Entries taken from a collection
Begin
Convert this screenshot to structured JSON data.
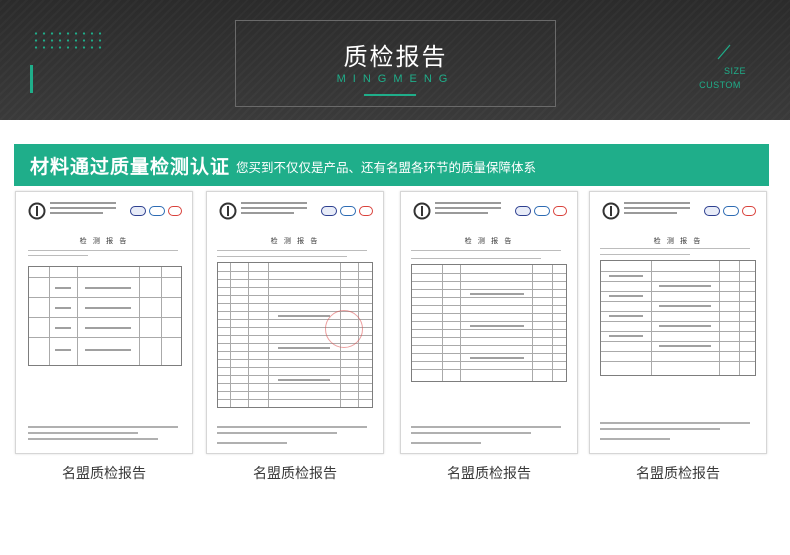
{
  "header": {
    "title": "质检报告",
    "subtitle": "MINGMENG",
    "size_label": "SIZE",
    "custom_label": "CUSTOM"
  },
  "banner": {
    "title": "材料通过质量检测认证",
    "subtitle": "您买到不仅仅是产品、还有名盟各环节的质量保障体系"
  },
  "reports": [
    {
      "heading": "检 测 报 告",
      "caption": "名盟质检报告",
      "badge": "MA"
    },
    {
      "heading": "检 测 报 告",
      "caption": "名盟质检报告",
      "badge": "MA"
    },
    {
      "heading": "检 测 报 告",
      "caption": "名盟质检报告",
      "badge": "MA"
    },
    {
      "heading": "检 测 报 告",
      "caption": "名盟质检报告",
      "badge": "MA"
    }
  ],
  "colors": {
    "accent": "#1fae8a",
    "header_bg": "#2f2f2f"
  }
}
End
Begin
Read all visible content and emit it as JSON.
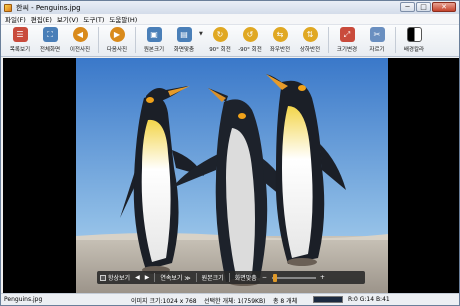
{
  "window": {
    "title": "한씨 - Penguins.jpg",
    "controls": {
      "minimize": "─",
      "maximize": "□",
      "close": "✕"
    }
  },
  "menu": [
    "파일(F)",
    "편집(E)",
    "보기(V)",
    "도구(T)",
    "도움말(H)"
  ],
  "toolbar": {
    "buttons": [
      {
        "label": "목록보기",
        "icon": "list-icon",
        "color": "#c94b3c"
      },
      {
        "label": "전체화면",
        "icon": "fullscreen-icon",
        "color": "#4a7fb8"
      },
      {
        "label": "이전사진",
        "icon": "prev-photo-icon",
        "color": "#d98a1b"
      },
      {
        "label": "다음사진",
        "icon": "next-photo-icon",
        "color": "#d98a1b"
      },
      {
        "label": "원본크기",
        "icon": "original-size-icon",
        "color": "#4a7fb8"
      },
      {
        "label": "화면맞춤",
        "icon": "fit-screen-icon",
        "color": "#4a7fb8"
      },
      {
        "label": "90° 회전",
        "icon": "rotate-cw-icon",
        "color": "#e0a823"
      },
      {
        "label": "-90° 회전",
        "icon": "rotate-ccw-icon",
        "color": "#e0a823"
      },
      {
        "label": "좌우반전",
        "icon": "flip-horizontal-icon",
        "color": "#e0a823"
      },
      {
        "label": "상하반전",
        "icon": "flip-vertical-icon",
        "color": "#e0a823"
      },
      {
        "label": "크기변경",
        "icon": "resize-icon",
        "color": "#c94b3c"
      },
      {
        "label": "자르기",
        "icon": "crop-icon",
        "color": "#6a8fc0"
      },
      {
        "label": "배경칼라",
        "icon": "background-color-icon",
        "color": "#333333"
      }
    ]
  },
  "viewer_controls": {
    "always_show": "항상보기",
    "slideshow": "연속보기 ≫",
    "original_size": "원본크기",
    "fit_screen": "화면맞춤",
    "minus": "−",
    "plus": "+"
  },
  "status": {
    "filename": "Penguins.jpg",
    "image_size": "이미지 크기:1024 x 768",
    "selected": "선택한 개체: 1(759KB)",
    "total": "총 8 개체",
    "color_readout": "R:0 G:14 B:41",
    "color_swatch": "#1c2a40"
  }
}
End
### GIVEN PROBLEM
Which lines contain "subtitle"? Copy each of them.

### RESPONSE TO THIS TASK
    "subtitle": "MINGMENG",
    "subtitle": "您买到不仅仅是产品、还有名盟各环节的质量保障体系"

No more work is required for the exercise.